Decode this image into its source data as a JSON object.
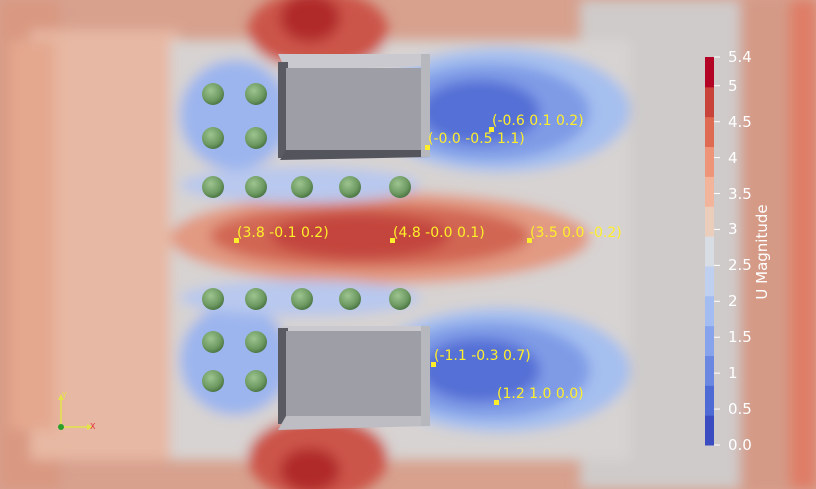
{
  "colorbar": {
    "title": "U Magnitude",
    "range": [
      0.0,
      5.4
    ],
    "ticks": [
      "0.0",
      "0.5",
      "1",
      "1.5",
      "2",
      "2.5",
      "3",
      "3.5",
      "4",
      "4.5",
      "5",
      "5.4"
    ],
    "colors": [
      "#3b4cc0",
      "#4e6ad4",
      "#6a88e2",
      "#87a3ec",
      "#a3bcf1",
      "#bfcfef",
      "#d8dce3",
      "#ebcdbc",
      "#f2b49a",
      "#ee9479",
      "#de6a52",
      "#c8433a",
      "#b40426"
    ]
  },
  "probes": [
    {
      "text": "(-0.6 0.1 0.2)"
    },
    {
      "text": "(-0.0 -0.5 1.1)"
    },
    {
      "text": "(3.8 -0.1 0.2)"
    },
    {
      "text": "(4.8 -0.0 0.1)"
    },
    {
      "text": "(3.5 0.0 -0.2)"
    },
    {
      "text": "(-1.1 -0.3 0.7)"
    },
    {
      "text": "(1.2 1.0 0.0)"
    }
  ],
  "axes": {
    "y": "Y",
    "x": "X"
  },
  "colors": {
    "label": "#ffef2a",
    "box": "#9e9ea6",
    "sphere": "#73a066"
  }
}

━━━━━━━━━━━━━━━━

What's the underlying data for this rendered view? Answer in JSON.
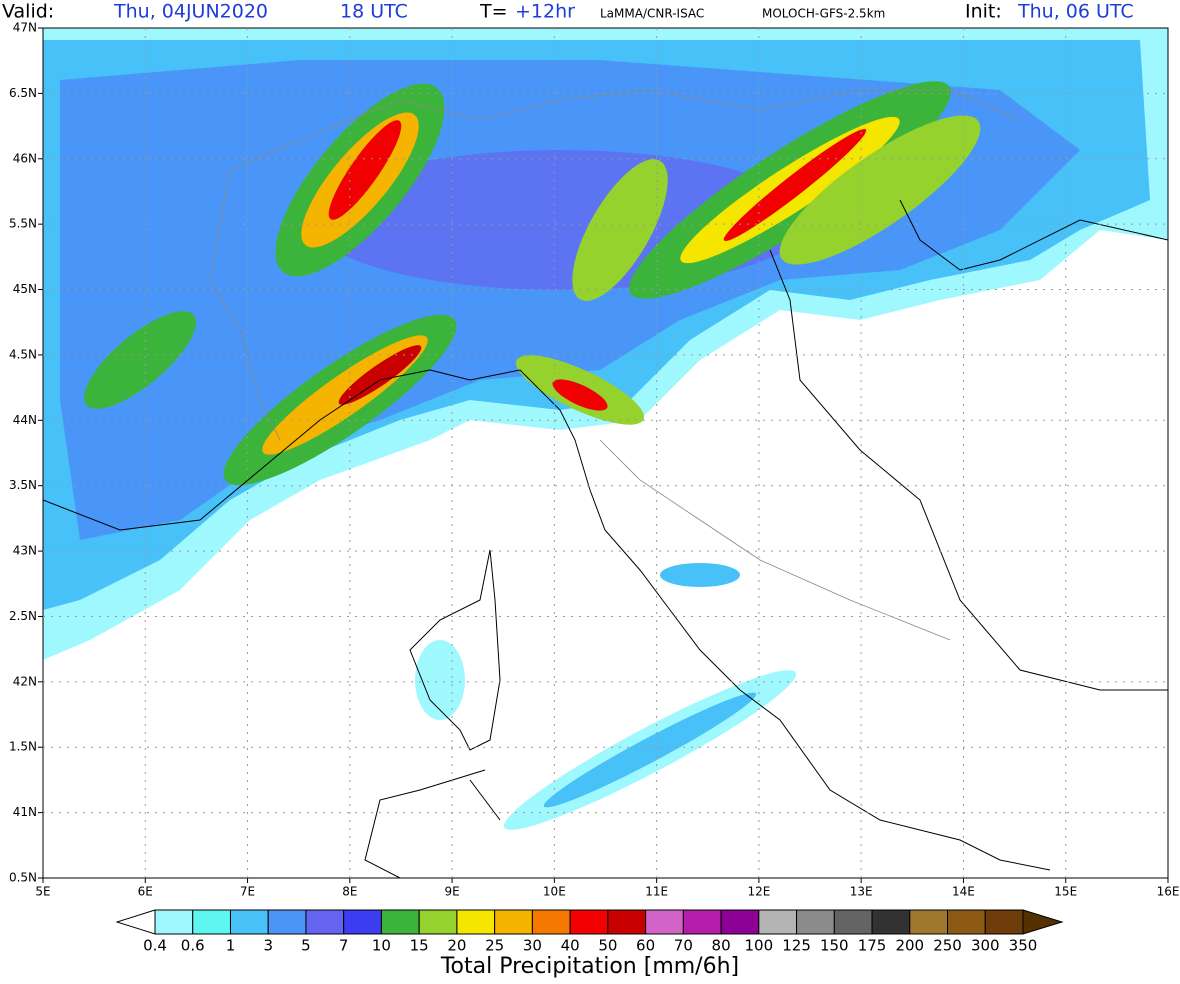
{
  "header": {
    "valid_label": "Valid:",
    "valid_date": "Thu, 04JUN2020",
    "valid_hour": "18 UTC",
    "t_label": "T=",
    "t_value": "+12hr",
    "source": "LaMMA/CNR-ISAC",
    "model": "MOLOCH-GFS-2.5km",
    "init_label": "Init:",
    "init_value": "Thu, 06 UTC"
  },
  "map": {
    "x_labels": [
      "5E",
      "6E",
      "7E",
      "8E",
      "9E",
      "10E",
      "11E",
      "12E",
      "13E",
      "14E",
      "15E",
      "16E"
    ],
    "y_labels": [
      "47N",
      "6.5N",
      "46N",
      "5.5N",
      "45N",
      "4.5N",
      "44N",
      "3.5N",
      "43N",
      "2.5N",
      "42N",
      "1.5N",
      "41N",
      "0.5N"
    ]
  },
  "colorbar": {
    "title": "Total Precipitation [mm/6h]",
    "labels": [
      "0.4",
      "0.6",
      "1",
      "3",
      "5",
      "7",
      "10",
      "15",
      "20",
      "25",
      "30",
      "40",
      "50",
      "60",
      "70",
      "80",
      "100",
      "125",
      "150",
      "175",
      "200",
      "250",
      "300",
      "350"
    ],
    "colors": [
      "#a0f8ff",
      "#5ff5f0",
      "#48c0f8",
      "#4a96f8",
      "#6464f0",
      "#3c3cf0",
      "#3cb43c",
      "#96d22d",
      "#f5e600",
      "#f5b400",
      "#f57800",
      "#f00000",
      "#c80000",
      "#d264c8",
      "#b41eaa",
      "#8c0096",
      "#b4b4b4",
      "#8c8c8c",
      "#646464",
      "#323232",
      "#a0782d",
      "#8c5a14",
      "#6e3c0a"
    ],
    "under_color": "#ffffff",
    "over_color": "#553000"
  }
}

━━━━━━━━━━━━━━━━

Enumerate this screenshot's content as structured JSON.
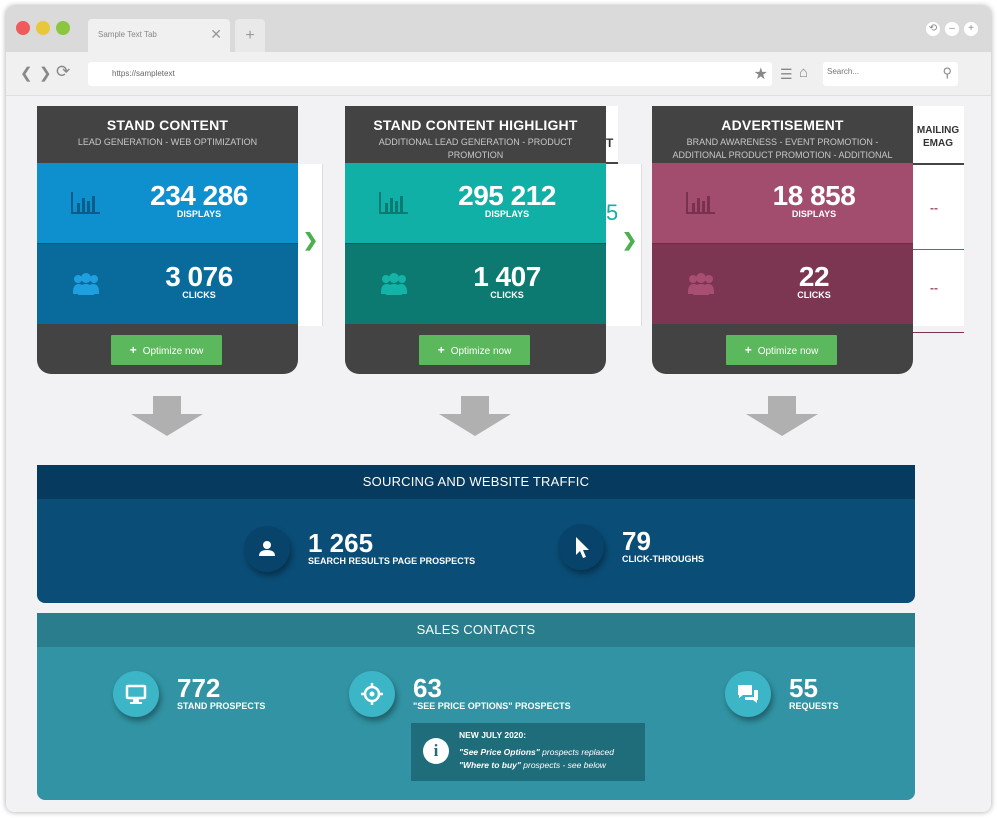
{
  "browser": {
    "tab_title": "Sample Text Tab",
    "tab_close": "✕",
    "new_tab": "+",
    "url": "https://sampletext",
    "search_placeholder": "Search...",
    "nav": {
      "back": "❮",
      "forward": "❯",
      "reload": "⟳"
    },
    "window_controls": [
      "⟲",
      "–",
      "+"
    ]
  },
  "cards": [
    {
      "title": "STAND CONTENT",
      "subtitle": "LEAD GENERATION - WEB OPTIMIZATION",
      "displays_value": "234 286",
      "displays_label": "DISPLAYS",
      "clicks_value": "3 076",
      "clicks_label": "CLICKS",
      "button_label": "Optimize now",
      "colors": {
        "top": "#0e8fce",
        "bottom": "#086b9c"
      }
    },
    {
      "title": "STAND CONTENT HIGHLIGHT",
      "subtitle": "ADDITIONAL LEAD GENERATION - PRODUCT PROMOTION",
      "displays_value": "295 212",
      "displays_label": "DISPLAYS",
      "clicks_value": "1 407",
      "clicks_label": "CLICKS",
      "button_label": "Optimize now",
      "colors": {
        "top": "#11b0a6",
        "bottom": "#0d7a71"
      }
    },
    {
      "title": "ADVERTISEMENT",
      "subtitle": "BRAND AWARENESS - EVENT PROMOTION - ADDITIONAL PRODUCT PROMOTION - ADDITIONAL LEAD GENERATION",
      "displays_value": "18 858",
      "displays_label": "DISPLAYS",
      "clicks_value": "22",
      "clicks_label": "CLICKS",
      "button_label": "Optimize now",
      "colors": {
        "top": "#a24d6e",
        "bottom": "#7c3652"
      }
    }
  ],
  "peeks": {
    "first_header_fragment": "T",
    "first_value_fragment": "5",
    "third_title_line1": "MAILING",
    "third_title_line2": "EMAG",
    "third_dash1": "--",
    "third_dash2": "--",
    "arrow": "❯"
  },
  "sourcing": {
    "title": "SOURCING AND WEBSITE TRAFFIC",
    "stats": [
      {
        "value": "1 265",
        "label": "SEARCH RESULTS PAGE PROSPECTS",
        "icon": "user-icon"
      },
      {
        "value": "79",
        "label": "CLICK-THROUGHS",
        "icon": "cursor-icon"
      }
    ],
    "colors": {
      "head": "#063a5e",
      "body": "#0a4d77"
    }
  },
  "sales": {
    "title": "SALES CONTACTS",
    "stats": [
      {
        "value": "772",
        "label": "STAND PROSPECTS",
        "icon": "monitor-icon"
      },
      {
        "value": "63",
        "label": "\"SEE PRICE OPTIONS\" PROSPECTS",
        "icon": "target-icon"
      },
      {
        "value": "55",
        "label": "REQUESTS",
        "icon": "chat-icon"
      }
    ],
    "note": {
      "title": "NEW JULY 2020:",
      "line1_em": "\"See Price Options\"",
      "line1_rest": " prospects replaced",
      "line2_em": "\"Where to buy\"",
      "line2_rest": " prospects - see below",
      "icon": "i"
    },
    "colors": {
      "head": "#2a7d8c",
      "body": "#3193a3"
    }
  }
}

━━━━━━━━━━━━━━━━

● **YOUR TASK**:
Which lines contain "icon"? Copy each of them out.

● **ANSWER FOR THIS EXERCISE**:
        "icon": "user-icon"
        "icon": "cursor-icon"
        "icon": "monitor-icon"
        "icon": "target-icon"
        "icon": "chat-icon"
      "icon": "i"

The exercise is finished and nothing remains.